··· PROVIDED ENTRIES

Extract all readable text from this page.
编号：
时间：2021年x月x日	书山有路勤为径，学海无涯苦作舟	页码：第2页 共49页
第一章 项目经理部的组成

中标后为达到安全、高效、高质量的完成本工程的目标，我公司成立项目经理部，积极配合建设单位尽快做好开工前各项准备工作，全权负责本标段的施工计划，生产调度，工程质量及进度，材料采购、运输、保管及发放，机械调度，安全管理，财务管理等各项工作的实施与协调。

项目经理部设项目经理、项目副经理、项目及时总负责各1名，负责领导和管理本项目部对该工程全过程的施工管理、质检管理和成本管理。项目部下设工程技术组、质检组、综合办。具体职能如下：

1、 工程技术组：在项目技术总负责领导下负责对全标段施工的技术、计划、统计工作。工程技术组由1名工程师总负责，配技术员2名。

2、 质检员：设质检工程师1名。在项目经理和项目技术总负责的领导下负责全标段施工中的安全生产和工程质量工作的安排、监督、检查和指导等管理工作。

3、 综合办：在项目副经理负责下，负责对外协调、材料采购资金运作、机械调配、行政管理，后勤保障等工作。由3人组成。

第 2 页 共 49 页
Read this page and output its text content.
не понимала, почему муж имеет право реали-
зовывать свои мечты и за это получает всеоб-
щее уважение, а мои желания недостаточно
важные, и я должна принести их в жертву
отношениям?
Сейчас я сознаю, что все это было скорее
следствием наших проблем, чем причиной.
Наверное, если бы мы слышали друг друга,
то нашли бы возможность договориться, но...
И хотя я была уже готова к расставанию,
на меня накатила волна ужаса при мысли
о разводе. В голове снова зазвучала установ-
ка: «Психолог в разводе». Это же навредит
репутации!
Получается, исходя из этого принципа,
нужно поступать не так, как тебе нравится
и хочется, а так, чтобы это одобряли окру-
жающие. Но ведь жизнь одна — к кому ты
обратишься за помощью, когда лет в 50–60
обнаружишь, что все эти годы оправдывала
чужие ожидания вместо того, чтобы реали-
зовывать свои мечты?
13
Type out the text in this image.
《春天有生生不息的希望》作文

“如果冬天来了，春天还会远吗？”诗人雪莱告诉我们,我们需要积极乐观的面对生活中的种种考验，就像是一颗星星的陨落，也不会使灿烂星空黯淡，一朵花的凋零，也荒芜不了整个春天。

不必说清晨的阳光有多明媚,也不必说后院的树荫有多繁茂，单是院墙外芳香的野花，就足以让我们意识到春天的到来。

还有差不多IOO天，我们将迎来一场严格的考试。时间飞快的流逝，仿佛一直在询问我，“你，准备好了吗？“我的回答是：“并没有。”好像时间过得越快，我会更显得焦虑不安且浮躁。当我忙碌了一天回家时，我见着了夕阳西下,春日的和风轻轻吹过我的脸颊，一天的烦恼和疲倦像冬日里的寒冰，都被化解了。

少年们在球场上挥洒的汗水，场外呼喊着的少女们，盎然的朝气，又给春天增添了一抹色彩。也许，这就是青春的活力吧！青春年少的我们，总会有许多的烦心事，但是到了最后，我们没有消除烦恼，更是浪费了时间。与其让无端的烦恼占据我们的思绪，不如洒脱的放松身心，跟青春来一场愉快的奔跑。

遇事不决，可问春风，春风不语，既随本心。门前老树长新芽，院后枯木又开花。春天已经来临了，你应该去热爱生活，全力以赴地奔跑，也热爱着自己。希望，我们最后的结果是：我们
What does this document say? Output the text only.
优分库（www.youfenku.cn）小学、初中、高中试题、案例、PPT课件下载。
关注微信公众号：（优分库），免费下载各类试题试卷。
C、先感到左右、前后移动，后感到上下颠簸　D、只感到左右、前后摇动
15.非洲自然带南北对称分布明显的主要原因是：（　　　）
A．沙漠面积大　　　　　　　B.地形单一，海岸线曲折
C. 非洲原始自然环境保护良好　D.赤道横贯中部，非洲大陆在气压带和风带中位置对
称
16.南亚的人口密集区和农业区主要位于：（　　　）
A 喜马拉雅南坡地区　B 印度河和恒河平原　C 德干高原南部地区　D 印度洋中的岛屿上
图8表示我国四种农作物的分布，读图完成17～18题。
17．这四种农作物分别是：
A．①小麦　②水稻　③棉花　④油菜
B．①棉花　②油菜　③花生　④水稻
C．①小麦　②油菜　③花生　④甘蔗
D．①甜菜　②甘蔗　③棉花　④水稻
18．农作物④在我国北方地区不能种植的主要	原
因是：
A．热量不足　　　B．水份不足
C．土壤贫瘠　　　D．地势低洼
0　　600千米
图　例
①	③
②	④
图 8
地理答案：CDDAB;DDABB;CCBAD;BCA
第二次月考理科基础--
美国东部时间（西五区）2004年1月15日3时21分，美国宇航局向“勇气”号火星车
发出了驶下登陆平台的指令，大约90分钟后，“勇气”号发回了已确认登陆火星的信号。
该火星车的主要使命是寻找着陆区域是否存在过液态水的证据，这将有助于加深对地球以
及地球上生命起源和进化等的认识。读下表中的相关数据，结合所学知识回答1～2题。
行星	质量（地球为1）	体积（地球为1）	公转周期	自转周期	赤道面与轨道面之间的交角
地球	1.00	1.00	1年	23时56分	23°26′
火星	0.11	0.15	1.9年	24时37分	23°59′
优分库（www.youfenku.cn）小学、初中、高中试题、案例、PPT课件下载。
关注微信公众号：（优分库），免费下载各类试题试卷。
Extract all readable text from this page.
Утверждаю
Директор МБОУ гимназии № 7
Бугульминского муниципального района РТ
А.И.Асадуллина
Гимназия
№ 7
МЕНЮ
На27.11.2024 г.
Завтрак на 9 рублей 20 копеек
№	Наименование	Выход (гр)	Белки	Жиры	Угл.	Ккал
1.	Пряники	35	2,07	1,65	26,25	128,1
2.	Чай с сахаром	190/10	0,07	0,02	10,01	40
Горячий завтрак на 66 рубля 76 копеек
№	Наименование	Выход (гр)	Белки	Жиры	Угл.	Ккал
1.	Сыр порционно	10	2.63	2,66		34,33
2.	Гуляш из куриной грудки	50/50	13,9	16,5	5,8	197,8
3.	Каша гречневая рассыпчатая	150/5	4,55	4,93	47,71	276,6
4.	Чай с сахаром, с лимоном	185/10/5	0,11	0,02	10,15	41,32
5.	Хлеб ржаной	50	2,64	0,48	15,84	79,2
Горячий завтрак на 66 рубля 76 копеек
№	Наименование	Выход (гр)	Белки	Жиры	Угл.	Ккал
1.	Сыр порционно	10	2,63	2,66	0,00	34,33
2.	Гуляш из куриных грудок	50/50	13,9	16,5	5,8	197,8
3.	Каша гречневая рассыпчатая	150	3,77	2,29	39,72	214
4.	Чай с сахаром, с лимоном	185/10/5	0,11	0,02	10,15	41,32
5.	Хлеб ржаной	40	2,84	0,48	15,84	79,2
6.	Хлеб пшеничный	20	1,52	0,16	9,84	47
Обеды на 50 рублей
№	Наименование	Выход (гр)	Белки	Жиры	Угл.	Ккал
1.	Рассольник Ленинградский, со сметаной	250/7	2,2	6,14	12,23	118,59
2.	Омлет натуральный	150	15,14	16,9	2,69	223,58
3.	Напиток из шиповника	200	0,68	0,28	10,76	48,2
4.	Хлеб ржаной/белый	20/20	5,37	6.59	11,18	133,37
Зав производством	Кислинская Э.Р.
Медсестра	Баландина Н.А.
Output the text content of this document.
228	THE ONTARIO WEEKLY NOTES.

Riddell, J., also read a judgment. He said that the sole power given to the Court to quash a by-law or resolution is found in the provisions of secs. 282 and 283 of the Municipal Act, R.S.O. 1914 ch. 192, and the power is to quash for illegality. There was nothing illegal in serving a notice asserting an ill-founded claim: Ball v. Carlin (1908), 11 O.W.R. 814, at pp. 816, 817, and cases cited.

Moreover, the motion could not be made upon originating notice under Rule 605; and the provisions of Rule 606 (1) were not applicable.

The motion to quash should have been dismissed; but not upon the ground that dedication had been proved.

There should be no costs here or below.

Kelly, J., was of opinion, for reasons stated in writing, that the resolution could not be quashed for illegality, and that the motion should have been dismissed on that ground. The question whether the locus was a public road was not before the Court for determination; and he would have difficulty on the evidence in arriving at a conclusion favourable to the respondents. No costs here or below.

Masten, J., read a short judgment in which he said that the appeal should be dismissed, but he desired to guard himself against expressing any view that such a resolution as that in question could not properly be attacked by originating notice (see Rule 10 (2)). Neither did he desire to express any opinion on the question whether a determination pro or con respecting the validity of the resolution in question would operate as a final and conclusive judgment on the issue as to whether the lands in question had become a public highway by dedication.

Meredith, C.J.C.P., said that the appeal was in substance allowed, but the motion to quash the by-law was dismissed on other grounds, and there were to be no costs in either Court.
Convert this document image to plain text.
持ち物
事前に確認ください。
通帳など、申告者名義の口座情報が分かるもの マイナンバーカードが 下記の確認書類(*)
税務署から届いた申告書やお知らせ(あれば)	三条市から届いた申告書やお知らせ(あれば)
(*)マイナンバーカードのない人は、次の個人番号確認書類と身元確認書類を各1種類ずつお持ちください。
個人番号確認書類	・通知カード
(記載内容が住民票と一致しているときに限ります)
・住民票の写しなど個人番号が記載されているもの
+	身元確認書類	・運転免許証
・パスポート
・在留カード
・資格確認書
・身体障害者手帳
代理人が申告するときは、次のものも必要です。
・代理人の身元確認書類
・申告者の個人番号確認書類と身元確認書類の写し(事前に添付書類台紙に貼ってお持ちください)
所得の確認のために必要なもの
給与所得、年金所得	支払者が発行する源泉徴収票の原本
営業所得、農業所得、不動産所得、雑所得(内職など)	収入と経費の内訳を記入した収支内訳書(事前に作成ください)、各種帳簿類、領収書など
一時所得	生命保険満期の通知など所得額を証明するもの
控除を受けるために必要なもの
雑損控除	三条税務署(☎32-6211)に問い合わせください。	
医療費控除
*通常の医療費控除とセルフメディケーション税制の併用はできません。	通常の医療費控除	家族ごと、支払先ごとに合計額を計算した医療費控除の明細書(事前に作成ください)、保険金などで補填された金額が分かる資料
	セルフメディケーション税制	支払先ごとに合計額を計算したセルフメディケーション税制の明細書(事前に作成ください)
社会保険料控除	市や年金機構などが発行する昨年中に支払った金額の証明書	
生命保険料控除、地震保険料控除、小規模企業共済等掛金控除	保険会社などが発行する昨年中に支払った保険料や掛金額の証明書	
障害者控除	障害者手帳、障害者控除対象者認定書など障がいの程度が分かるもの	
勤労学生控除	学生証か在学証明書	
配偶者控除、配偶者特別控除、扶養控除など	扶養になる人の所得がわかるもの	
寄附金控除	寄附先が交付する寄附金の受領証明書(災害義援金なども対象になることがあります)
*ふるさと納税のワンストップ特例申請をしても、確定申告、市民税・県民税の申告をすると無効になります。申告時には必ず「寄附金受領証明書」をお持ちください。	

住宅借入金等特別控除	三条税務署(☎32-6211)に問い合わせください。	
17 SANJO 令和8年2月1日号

······

### EXERCISE AIM:
Copy every line of the listing that includes the string "рублей".

### EXERCISE SOLUTION:
Завтрак на 9 рублей 20 копеек
Обеды на 50 рублей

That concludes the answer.